* [Required task]: Report only the number of lines in this material that include "Εὐρώπῃ".
#### Record extracts
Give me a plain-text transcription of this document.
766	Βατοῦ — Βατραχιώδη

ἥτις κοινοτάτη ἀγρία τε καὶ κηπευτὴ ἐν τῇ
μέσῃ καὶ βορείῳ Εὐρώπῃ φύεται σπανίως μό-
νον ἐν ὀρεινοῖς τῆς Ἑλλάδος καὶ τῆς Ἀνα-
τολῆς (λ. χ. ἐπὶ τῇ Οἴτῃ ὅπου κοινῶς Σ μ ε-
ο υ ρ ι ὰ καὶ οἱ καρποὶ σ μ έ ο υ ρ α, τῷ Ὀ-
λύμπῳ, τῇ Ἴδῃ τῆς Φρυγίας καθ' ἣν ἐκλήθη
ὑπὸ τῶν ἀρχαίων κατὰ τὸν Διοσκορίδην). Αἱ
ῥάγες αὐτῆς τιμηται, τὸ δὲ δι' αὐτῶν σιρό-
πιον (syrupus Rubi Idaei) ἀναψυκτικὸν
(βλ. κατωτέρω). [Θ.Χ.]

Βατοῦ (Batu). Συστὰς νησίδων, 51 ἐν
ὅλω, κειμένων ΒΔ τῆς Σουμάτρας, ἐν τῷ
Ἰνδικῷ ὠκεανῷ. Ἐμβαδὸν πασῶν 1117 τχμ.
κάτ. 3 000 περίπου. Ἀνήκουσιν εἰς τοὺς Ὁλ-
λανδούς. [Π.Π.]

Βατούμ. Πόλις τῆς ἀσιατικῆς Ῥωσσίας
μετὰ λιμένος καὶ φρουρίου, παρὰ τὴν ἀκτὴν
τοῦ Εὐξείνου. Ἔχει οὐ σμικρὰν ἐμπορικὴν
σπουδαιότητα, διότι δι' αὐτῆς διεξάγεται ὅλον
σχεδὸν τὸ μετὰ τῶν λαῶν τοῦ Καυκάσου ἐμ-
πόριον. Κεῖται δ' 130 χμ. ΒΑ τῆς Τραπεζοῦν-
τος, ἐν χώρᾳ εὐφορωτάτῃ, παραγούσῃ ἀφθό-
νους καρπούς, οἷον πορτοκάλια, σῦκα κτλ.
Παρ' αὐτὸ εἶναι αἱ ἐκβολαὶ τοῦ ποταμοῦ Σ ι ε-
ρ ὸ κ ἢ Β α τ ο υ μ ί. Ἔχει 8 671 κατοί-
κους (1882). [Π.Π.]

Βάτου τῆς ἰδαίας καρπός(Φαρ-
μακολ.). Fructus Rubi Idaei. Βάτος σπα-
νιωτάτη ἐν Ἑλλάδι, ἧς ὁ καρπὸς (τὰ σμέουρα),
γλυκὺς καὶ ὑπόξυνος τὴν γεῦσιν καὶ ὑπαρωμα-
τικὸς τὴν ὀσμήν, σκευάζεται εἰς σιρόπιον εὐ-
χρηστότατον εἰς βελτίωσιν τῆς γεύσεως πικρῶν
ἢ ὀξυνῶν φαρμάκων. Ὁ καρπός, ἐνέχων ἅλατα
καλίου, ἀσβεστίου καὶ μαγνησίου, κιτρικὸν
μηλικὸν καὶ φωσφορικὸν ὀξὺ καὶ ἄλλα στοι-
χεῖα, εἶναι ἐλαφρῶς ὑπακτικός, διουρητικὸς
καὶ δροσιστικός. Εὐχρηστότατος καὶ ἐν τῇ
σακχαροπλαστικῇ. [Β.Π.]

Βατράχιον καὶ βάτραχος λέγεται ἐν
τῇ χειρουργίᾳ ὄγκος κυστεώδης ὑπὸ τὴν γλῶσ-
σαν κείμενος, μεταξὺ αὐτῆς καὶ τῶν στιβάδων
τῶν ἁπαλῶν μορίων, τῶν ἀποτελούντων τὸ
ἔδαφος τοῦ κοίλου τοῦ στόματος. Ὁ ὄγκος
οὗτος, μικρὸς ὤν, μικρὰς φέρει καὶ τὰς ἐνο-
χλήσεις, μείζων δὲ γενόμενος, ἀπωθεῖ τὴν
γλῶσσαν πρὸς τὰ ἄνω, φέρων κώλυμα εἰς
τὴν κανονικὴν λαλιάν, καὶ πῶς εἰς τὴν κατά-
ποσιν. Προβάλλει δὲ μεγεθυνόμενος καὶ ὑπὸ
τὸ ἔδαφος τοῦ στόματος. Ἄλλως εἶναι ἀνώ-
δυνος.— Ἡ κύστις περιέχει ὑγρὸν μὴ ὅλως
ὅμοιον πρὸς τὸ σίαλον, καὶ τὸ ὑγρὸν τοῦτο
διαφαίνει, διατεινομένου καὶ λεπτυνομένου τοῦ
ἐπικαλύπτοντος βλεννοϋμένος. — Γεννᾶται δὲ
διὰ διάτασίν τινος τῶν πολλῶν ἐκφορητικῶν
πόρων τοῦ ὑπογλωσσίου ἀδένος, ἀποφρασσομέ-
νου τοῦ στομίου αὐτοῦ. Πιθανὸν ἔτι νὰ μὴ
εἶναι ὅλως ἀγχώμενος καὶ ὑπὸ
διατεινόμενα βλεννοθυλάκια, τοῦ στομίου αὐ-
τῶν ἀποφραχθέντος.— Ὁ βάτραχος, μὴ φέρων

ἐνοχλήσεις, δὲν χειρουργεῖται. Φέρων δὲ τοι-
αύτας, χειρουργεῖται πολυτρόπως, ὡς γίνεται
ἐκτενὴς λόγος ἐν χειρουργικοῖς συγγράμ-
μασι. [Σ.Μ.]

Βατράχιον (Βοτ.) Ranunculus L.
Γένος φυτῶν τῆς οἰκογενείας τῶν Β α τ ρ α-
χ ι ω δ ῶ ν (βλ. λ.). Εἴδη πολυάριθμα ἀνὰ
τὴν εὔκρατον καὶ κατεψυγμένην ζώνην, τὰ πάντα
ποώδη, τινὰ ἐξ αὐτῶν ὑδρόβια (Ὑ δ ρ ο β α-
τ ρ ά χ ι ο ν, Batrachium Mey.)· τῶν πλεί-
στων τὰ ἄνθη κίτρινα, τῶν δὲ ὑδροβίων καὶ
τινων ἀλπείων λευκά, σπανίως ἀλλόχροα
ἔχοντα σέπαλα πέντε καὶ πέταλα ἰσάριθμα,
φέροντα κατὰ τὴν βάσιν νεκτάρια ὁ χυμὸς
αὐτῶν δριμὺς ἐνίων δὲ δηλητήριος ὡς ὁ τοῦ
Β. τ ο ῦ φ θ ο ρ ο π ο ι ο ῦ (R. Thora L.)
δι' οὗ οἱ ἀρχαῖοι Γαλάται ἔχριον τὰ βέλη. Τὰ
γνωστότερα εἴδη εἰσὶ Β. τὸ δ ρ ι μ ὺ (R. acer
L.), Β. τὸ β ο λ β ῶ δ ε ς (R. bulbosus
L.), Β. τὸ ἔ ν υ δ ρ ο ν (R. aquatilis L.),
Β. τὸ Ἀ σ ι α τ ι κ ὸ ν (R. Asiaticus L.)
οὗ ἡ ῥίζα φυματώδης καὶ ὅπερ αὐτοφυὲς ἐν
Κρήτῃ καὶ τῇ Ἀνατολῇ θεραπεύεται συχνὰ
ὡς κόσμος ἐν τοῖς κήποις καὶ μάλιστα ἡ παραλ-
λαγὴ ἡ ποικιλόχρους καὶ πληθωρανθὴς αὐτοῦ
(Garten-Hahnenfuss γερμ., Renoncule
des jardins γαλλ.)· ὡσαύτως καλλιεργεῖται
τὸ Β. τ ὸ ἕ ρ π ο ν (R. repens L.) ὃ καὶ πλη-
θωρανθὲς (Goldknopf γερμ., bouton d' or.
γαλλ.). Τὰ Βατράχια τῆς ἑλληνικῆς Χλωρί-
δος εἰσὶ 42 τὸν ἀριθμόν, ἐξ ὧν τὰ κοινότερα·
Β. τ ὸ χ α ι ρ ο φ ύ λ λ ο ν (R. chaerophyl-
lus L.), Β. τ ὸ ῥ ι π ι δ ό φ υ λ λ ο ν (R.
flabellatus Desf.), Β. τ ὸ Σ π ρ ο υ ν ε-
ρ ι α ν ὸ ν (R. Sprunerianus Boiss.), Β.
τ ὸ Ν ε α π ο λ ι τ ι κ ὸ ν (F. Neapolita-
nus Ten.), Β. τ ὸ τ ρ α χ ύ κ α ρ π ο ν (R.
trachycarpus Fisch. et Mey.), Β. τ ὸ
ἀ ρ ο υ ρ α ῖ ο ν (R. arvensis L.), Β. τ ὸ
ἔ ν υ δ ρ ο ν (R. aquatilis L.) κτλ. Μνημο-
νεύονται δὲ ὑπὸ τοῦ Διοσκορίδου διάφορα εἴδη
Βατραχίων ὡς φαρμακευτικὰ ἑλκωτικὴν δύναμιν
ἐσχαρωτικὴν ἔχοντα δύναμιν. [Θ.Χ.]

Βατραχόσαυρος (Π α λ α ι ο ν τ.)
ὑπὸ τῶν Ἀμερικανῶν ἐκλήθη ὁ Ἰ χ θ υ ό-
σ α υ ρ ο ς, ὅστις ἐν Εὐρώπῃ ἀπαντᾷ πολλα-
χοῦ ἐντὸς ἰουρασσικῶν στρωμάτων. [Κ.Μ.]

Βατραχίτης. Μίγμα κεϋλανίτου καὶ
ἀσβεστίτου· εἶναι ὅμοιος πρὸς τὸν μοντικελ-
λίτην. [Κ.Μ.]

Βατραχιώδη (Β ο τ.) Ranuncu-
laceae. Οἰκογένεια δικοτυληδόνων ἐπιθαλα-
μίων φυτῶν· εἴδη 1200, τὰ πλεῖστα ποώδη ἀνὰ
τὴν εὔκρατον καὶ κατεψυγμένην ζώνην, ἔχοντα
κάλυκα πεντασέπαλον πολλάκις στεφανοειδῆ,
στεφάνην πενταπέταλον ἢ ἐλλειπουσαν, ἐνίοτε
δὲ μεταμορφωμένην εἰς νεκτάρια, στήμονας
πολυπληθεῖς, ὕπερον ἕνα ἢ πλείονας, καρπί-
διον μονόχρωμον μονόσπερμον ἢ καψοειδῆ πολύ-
########
* [Task response]: 2